__Task details__:
Examine the material below. Gather every line in which the string "band" appears.

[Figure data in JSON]
------------------------
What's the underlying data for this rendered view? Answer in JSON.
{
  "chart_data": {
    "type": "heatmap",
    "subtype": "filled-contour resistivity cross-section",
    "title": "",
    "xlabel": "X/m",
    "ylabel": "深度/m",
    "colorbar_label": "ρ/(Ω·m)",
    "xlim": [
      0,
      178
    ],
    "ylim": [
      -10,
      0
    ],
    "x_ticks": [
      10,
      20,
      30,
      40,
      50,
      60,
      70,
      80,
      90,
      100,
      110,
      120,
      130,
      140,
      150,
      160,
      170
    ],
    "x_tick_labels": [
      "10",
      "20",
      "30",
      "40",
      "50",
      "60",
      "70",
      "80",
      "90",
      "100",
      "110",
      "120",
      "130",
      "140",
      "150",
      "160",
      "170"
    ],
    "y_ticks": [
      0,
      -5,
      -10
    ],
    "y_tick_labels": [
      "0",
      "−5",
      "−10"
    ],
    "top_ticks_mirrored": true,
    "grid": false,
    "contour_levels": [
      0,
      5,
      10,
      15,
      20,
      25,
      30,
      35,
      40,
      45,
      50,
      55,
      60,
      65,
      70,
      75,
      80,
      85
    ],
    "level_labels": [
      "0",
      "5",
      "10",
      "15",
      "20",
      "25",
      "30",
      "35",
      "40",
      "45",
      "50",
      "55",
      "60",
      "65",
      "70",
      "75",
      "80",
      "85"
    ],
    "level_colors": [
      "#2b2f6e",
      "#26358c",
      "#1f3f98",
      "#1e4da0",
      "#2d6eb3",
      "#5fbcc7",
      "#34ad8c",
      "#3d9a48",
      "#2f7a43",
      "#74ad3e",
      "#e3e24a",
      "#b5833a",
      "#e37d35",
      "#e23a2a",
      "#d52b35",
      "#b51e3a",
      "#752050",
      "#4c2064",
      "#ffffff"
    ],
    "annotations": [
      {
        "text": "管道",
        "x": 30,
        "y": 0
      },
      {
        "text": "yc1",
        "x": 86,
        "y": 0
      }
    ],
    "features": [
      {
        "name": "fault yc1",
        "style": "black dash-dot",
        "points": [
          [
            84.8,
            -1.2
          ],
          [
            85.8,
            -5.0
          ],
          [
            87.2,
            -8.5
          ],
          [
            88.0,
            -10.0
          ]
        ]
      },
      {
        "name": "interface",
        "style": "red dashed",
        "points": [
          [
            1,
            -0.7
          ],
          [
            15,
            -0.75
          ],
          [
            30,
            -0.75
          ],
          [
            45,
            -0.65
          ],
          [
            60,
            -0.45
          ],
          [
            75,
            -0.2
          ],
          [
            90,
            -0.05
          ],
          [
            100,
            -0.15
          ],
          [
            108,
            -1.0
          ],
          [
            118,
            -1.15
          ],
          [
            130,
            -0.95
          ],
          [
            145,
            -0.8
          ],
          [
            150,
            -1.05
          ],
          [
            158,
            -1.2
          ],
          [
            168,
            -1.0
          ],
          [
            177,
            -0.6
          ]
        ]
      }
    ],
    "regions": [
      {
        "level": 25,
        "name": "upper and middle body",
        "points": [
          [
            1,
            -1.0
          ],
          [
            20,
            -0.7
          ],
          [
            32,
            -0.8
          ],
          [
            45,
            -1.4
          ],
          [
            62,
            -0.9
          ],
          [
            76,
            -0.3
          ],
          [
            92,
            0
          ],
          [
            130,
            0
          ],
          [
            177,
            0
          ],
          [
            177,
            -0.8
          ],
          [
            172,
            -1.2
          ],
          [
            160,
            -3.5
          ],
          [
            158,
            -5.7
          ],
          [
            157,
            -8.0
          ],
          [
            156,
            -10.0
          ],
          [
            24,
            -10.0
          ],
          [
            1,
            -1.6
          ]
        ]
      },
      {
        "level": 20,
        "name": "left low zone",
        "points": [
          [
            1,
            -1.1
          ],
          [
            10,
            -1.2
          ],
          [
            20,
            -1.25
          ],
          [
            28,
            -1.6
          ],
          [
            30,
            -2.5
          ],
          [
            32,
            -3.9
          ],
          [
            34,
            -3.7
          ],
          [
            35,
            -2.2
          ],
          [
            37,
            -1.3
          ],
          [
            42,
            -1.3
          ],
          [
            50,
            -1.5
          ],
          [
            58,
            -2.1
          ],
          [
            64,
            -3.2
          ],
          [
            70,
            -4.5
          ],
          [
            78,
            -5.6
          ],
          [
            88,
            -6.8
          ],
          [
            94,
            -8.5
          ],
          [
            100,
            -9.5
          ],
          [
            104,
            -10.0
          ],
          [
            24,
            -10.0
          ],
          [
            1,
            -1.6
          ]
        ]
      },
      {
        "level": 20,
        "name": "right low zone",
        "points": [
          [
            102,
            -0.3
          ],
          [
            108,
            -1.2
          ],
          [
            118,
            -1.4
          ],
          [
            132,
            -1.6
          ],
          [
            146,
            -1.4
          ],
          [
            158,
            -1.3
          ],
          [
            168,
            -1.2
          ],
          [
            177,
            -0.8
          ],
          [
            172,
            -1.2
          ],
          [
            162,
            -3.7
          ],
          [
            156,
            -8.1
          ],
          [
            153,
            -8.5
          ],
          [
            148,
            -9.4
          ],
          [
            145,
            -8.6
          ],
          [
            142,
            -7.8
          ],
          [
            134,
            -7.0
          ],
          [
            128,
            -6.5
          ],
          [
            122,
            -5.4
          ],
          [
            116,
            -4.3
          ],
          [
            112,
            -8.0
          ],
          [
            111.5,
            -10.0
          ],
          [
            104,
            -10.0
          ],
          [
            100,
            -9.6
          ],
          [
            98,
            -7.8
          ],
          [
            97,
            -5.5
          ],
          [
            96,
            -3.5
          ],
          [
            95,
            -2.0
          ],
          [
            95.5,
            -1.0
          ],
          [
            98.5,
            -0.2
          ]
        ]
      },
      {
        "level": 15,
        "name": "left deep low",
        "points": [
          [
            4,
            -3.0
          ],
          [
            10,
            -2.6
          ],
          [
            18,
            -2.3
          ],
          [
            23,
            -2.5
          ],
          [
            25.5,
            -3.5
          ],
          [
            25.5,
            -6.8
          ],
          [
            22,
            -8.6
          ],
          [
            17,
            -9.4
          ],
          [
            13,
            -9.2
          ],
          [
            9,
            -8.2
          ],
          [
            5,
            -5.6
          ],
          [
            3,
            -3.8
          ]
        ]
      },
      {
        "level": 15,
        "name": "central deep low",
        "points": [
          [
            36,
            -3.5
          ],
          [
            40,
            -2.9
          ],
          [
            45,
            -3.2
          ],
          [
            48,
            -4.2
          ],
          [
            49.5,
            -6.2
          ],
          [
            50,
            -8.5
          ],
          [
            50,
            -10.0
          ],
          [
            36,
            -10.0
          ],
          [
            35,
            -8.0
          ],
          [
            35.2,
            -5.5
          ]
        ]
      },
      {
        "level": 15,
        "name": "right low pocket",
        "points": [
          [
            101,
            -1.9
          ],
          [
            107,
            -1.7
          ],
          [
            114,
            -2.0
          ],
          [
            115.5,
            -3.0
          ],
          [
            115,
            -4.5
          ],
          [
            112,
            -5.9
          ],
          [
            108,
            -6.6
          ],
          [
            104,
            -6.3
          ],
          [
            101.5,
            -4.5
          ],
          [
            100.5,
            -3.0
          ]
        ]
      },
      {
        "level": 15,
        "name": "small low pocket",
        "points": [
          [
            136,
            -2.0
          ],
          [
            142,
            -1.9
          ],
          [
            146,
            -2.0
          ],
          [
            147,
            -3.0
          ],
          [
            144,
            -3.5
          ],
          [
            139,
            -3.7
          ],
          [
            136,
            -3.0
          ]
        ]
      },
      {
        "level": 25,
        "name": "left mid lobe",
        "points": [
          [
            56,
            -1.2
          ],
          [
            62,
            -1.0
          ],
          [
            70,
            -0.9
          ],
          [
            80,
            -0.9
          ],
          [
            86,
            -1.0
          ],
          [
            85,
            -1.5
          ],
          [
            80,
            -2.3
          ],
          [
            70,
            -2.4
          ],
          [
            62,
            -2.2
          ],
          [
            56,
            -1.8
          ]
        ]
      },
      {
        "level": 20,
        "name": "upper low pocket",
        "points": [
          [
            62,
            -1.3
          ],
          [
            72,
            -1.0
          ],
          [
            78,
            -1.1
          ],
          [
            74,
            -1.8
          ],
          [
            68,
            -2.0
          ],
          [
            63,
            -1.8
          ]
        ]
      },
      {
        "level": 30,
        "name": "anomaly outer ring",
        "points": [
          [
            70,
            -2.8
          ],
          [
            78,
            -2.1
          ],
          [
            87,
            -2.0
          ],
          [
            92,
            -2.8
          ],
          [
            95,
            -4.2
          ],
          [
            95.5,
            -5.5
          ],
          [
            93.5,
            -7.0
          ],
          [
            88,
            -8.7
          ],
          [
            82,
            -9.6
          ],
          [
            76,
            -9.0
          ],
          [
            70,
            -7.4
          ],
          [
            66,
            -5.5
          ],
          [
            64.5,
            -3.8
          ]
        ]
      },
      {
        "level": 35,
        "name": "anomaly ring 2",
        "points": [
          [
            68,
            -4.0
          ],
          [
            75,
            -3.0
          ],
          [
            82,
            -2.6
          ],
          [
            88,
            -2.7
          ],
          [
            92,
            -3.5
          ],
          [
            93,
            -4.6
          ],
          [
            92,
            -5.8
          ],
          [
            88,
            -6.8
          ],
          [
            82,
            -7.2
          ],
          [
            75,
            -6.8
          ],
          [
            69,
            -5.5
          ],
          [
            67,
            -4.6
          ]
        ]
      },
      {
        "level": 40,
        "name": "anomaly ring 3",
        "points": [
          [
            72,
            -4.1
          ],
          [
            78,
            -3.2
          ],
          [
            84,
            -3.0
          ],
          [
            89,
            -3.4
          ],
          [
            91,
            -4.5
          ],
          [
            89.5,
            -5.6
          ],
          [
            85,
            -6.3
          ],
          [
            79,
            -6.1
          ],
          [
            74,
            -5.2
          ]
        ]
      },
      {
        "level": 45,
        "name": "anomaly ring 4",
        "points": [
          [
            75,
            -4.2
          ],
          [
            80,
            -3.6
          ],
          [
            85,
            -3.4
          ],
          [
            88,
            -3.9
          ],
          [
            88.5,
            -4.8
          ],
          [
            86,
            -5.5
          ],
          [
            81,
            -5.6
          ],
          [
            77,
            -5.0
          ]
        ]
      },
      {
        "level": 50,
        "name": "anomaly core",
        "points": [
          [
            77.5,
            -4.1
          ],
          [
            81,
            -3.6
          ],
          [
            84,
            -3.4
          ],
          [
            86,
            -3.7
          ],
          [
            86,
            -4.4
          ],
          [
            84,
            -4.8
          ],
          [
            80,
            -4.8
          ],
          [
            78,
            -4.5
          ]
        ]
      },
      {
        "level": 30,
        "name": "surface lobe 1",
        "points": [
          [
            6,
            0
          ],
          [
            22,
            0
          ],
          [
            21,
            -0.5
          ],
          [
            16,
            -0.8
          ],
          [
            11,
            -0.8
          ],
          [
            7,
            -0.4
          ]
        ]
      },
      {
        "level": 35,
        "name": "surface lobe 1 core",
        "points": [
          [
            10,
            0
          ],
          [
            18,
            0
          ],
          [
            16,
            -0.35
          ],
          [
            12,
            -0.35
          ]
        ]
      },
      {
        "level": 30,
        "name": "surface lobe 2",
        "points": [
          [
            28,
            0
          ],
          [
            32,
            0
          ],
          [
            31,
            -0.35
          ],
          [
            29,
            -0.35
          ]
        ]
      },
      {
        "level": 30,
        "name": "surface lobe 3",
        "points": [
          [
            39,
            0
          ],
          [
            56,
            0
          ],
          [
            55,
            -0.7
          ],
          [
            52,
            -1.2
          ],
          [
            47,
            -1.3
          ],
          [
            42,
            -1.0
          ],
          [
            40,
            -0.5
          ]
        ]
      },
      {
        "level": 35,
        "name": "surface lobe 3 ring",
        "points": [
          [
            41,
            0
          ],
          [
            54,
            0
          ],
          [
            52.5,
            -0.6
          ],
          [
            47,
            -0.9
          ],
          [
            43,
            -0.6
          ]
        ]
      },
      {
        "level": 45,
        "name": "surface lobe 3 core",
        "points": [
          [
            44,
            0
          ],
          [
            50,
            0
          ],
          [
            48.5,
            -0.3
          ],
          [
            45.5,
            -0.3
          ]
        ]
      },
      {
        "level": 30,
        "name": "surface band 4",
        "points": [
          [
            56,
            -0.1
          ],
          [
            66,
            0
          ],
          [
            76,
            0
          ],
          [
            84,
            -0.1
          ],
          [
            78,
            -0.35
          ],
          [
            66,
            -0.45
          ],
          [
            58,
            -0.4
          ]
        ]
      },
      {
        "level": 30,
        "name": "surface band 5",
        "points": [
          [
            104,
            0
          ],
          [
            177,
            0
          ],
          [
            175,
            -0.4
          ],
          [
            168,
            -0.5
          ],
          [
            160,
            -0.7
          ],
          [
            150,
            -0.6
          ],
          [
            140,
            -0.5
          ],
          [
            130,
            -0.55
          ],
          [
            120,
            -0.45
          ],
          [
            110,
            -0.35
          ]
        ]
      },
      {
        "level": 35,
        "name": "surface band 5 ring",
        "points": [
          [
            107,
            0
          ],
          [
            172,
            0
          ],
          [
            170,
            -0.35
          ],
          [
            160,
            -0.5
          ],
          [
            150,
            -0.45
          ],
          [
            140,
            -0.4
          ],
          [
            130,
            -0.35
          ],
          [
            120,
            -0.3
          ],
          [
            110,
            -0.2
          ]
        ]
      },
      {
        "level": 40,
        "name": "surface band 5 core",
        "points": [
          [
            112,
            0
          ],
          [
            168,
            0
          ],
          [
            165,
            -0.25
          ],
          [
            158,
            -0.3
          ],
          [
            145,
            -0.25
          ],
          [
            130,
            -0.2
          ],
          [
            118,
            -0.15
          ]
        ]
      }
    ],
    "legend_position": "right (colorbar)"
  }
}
------------------------
__Full solution__:
        "name": "surface band 4",
        "name": "surface band 5",
        "name": "surface band 5 ring",
        "name": "surface band 5 core",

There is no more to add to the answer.